CHALLENGE >>
Copy out the listing that follows, exact in every word, and skip the images.

Start

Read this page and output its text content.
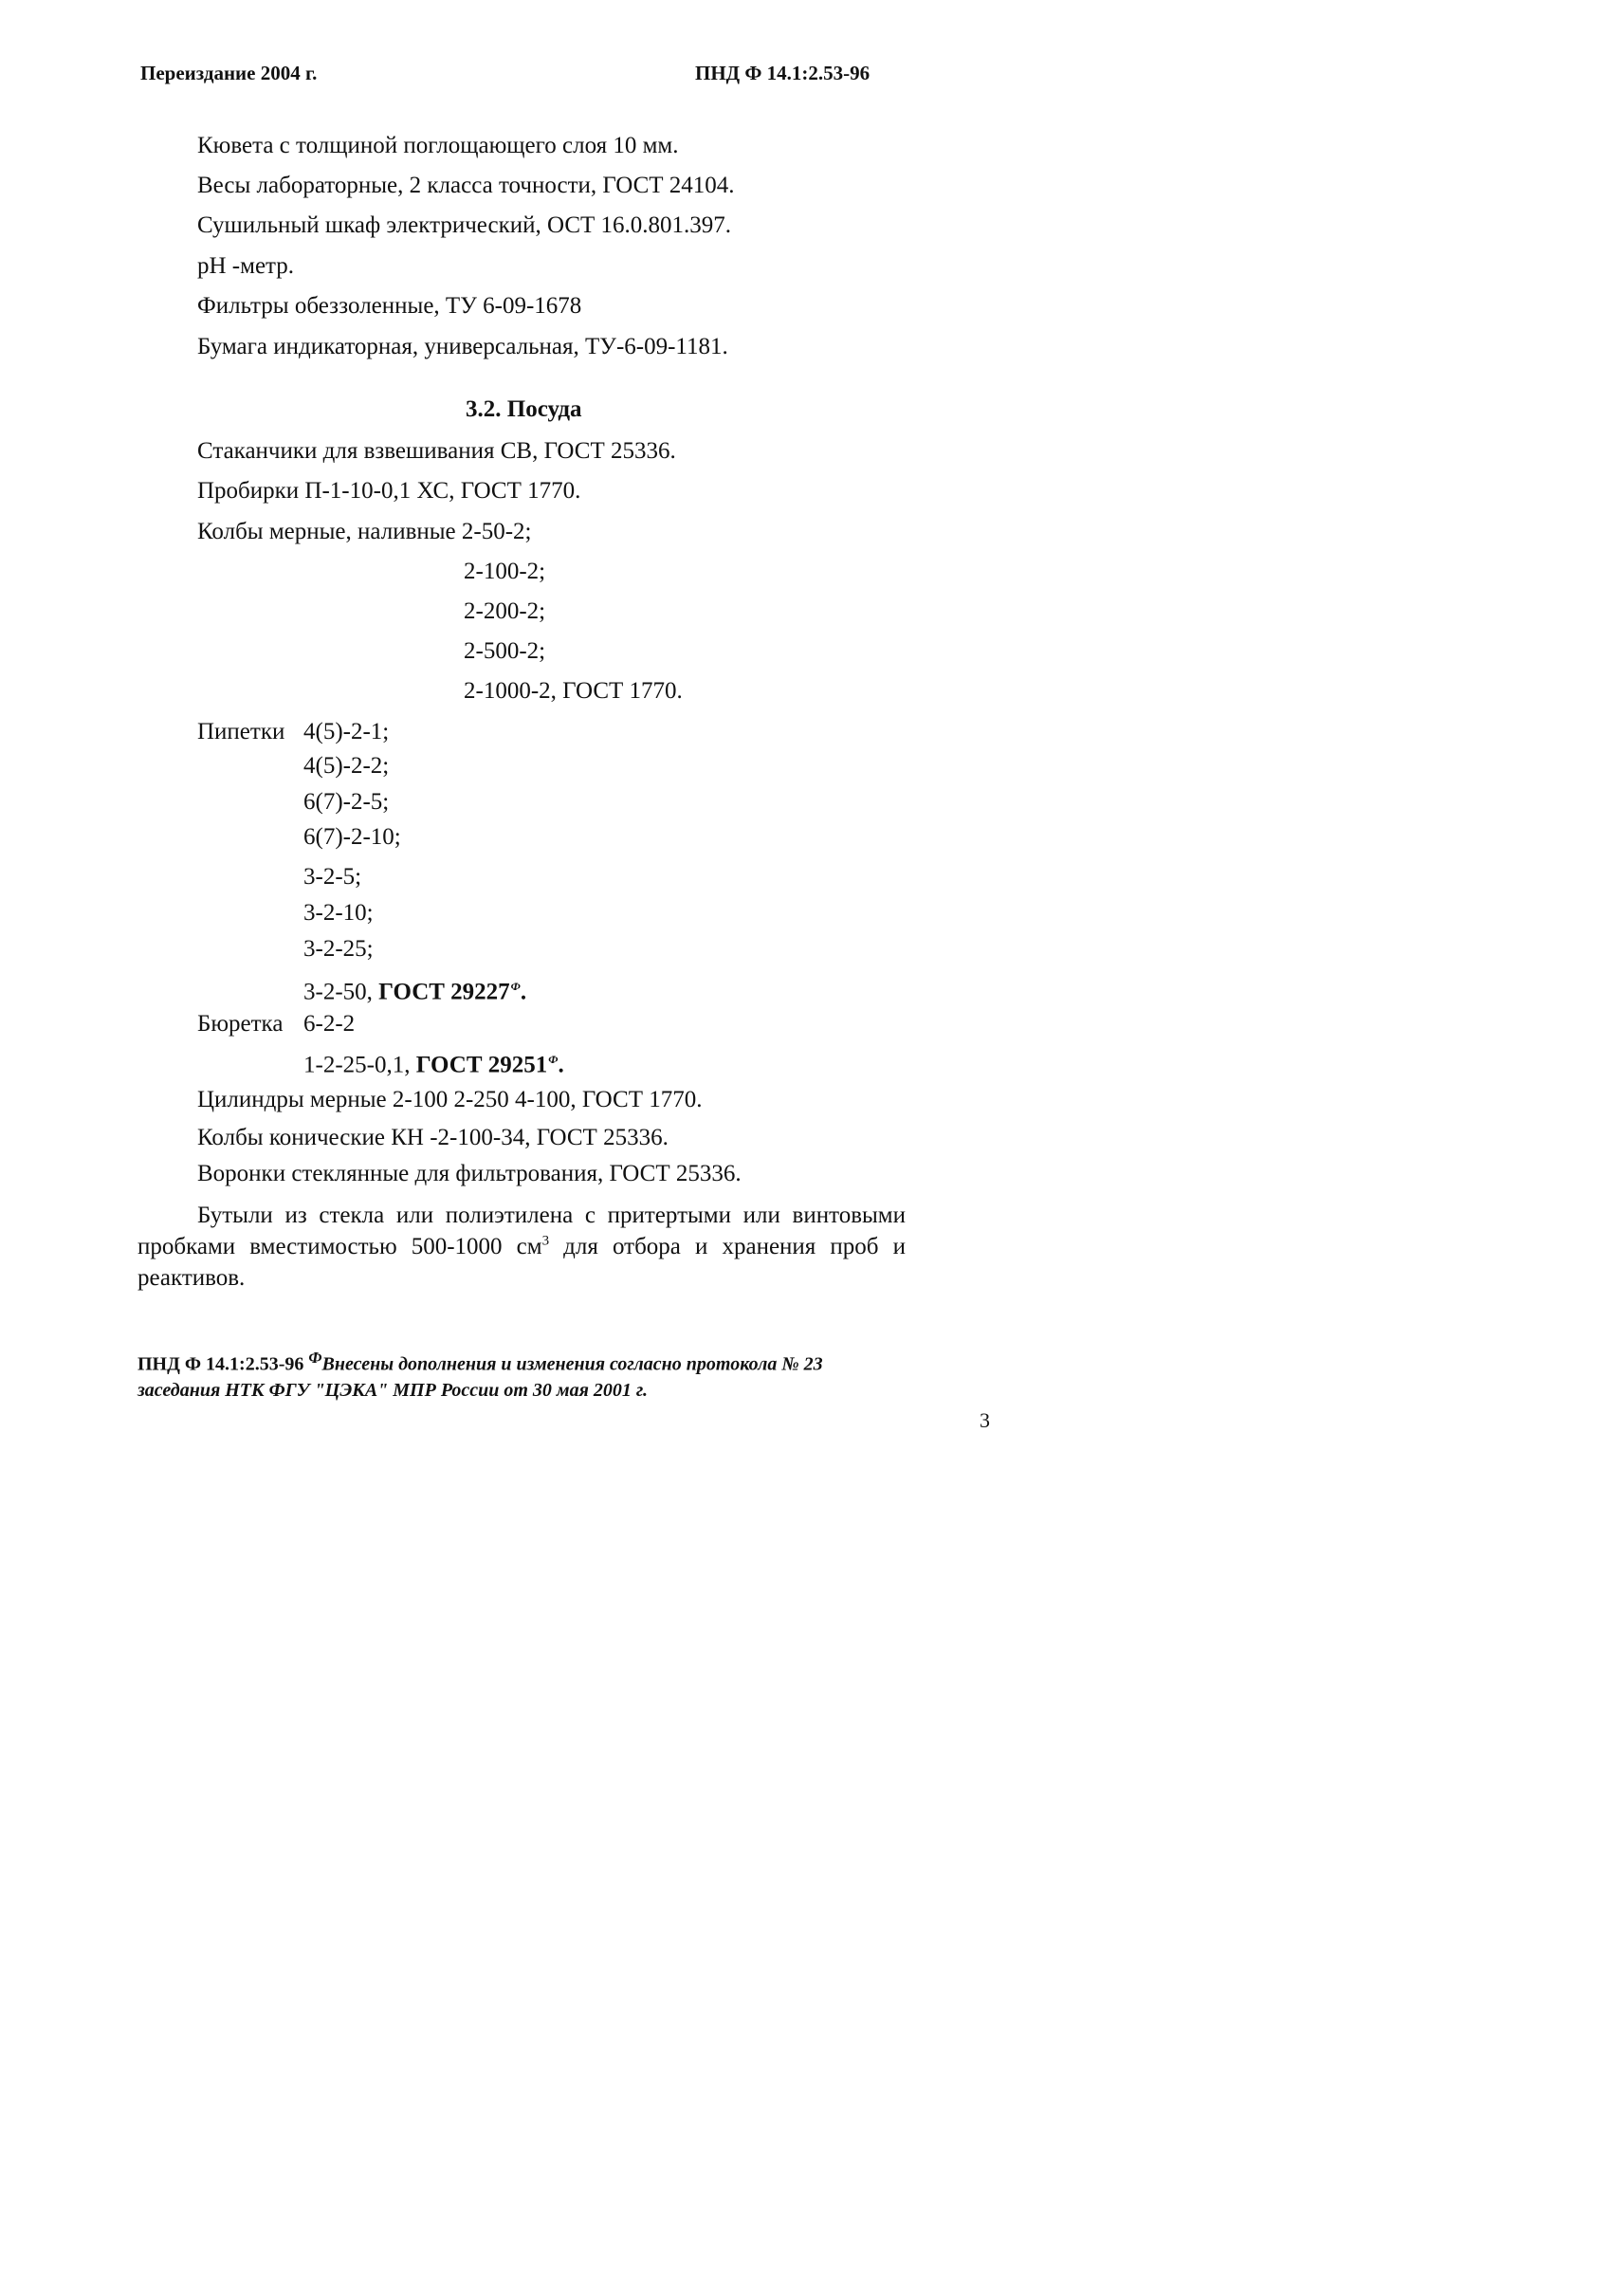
Переиздание 2004 г.	ПНД Ф 14.1:2.53-96
Кювета с толщиной поглощающего слоя 10 мм.
Весы лабораторные, 2 класса точности, ГОСТ 24104.
Сушильный шкаф электрический, ОСТ 16.0.801.397.
pH -метр.
Фильтры обеззоленные, ТУ 6-09-1678
Бумага индикаторная, универсальная, ТУ-6-09-1181.
3.2. Посуда
Стаканчики для взвешивания СВ, ГОСТ 25336.
Пробирки П-1-10-0,1 ХС, ГОСТ 1770.
Колбы мерные, наливные 2-50-2;
2-100-2;
2-200-2;
2-500-2;
2-1000-2, ГОСТ 1770.
Пипетки 4(5)-2-1;
4(5)-2-2;
6(7)-2-5;
6(7)-2-10;
3-2-5;
3-2-10;
3-2-25;
3-2-50, ГОСТ $29227^Ф$.
Бюретка 6-2-2
1-2-25-0,1, ГОСТ $29251^Ф$.
Цилиндры мерные 2-100 2-250 4-100, ГОСТ 1770.
Колбы конические КН -2-100-34, ГОСТ 25336.
Воронки стеклянные для фильтрования, ГОСТ 25336.
Бутыли из стекла или полиэтилена с притертыми или винтовыми пробками вместимостью 500-1000 $см^3$ для отбора и хранения проб и реактивов.
ПНД Ф 14.1:2.53-96 $^Ф$Внесены дополнения и изменения согласно протокола № 23 заседания НТК ФГУ "ЦЭКА" МПР России от 30 мая 2001 г.
3
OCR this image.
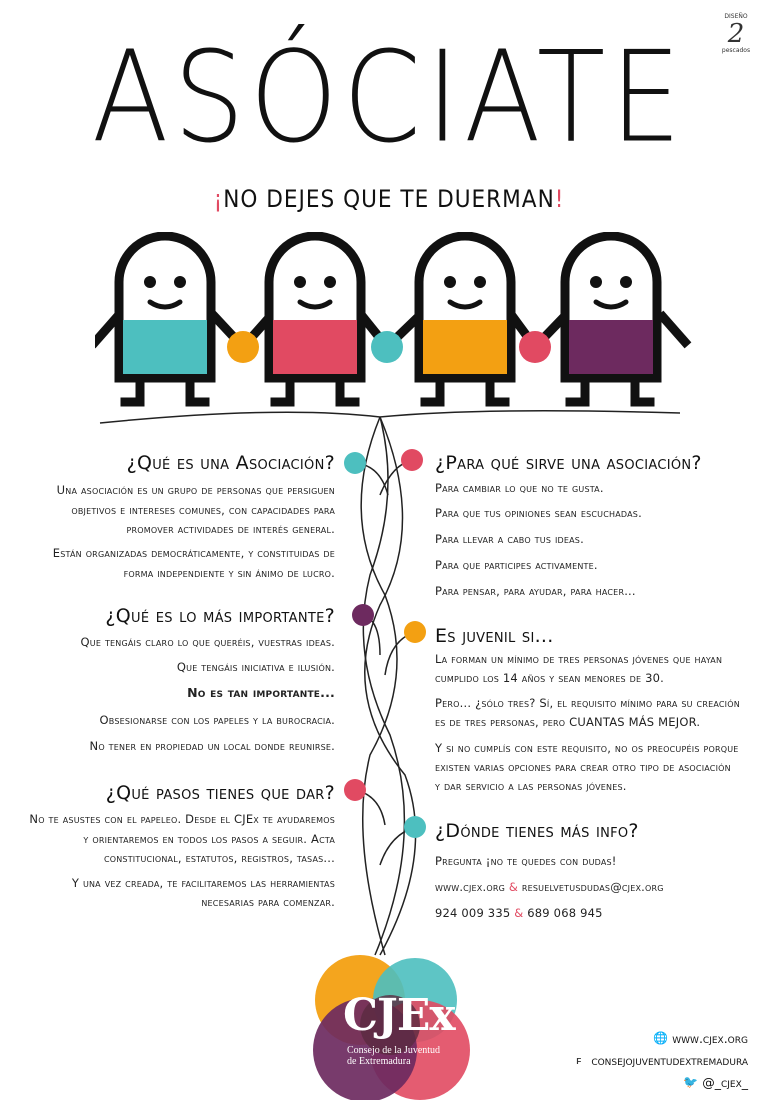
DISEÑO
2
pescados
ASÓCIATE
¡NO DEJES QUE TE DUERMAN!
¿Qué es una Asociación?
Una asociación es un grupo de personas que persiguen
objetivos e intereses comunes, con capacidades para
promover actividades de interés general.
Están organizadas democráticamente, y constituidas de
forma independiente y sin ánimo de lucro.
¿Qué es lo más importante?
Que tengáis claro lo que queréis, vuestras ideas.
Que tengáis iniciativa e ilusión.
No es tan importante...
Obsesionarse con los papeles y la burocracia.
No tener en propiedad un local donde reunirse.
¿Qué pasos tienes que dar?
No te asustes con el papeleo. Desde el CJEx te ayudaremos
y orientaremos en todos los pasos a seguir. Acta
constitucional, estatutos, registros, tasas...
Y una vez creada, te facilitaremos las herramientas
necesarias para comenzar.
¿Para qué sirve una asociación?
Para cambiar lo que no te gusta.
Para que tus opiniones sean escuchadas.
Para llevar a cabo tus ideas.
Para que participes activamente.
Para pensar, para ayudar, para hacer...
Es juvenil si...
La forman un mínimo de tres personas jóvenes que hayan
cumplido los 14 años y sean menores de 30.
Pero... ¿sólo tres? Sí, el requisito mínimo para su creación
es de tres personas, pero CUANTAS MÁS MEJOR.
Y si no cumplís con este requisito, no os preocupéis porque
existen varias opciones para crear otro tipo de asociación
y dar servicio a las personas jóvenes.
¿Dónde tienes más info?
Pregunta ¡no te quedes con dudas!
www.cjex.org & resuelvetusdudas@cjex.org
924 009 335 & 689 068 945
CJEx
Consejo de la Juventud
de Extremadura
🌐 www.cjex.org
f consejojuventudextremadura
🐦 @_cjex_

End

TASK OUTPUT >>
Read this page and output its text content.
Переиздание 2004 г.	ПНД Ф 14.1:2.53-96
Кювета с толщиной поглощающего слоя 10 мм.
Весы лабораторные, 2 класса точности, ГОСТ 24104.
Сушильный шкаф электрический, ОСТ 16.0.801.397.
pH -метр.
Фильтры обеззоленные, ТУ 6-09-1678
Бумага индикаторная, универсальная, ТУ-6-09-1181.
3.2. Посуда
Стаканчики для взвешивания СВ, ГОСТ 25336.
Пробирки П-1-10-0,1 ХС, ГОСТ 1770.
Колбы мерные, наливные 2-50-2;
2-100-2;
2-200-2;
2-500-2;
2-1000-2, ГОСТ 1770.
Пипетки 4(5)-2-1;
4(5)-2-2;
6(7)-2-5;
6(7)-2-10;
3-2-5;
3-2-10;
3-2-25;
3-2-50, ГОСТ $29227^Ф$.
Бюретка 6-2-2
1-2-25-0,1, ГОСТ $29251^Ф$.
Цилиндры мерные 2-100 2-250 4-100, ГОСТ 1770.
Колбы конические КН -2-100-34, ГОСТ 25336.
Воронки стеклянные для фильтрования, ГОСТ 25336.
Бутыли из стекла или полиэтилена с притертыми или винтовыми пробками вместимостью 500-1000 $см^3$ для отбора и хранения проб и реактивов.
ПНД Ф 14.1:2.53-96 $^Ф$Внесены дополнения и изменения согласно протокола № 23 заседания НТК ФГУ "ЦЭКА" МПР России от 30 мая 2001 г.
3
OCR this image.
DISEÑO
2
pescados
ASÓCIATE
¡NO DEJES QUE TE DUERMAN!
¿Qué es una Asociación?
Una asociación es un grupo de personas que persiguen
objetivos e intereses comunes, con capacidades para
promover actividades de interés general.
Están organizadas democráticamente, y constituidas de
forma independiente y sin ánimo de lucro.
¿Qué es lo más importante?
Que tengáis claro lo que queréis, vuestras ideas.
Que tengáis iniciativa e ilusión.
No es tan importante...
Obsesionarse con los papeles y la burocracia.
No tener en propiedad un local donde reunirse.
¿Qué pasos tienes que dar?
No te asustes con el papeleo. Desde el CJEx te ayudaremos
y orientaremos en todos los pasos a seguir. Acta
constitucional, estatutos, registros, tasas...
Y una vez creada, te facilitaremos las herramientas
necesarias para comenzar.
¿Para qué sirve una asociación?
Para cambiar lo que no te gusta.
Para que tus opiniones sean escuchadas.
Para llevar a cabo tus ideas.
Para que participes activamente.
Para pensar, para ayudar, para hacer...
Es juvenil si...
La forman un mínimo de tres personas jóvenes que hayan
cumplido los 14 años y sean menores de 30.
Pero... ¿sólo tres? Sí, el requisito mínimo para su creación
es de tres personas, pero CUANTAS MÁS MEJOR.
Y si no cumplís con este requisito, no os preocupéis porque
existen varias opciones para crear otro tipo de asociación
y dar servicio a las personas jóvenes.
¿Dónde tienes más info?
Pregunta ¡no te quedes con dudas!
www.cjex.org & resuelvetusdudas@cjex.org
924 009 335 & 689 068 945
CJEx
Consejo de la Juventud
de Extremadura
🌐 www.cjex.org
f consejojuventudextremadura
🐦 @_cjex_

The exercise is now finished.